##### PROVIDED MATERIAL #####

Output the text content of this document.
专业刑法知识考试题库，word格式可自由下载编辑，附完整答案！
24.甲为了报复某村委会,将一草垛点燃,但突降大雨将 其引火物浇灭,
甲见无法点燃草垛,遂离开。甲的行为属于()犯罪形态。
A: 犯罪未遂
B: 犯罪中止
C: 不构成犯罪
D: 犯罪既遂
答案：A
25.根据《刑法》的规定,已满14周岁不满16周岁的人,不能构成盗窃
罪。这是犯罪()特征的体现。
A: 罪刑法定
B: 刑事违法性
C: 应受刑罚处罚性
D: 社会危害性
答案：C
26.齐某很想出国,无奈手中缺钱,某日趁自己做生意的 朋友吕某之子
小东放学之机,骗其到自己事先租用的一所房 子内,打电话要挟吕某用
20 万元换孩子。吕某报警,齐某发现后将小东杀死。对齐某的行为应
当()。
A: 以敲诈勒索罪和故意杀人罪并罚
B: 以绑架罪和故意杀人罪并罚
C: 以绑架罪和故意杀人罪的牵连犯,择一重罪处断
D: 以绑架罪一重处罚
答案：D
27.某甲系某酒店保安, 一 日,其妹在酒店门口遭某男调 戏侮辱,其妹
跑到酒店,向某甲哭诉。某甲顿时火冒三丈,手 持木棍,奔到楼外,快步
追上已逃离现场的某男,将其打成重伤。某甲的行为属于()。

#####

Exact output of every entry is required.

» **EXERCISE RESULT**
Output the text content of this document.
专业刑法知识考试题库，word格式可自由下载编辑，附完整答案！
24.甲为了报复某村委会,将一草垛点燃,但突降大雨将 其引火物浇灭,
甲见无法点燃草垛,遂离开。甲的行为属于()犯罪形态。
A: 犯罪未遂
B: 犯罪中止
C: 不构成犯罪
D: 犯罪既遂
答案：A
25.根据《刑法》的规定,已满14周岁不满16周岁的人,不能构成盗窃
罪。这是犯罪()特征的体现。
A: 罪刑法定
B: 刑事违法性
C: 应受刑罚处罚性
D: 社会危害性
答案：C
26.齐某很想出国,无奈手中缺钱,某日趁自己做生意的 朋友吕某之子
小东放学之机,骗其到自己事先租用的一所房 子内,打电话要挟吕某用
20 万元换孩子。吕某报警,齐某发现后将小东杀死。对齐某的行为应
当()。
A: 以敲诈勒索罪和故意杀人罪并罚
B: 以绑架罪和故意杀人罪并罚
C: 以绑架罪和故意杀人罪的牵连犯,择一重罪处断
D: 以绑架罪一重处罚
答案：D
27.某甲系某酒店保安, 一 日,其妹在酒店门口遭某男调 戏侮辱,其妹
跑到酒店,向某甲哭诉。某甲顿时火冒三丈,手 持木棍,奔到楼外,快步
追上已逃离现场的某男,将其打成重伤。某甲的行为属于()。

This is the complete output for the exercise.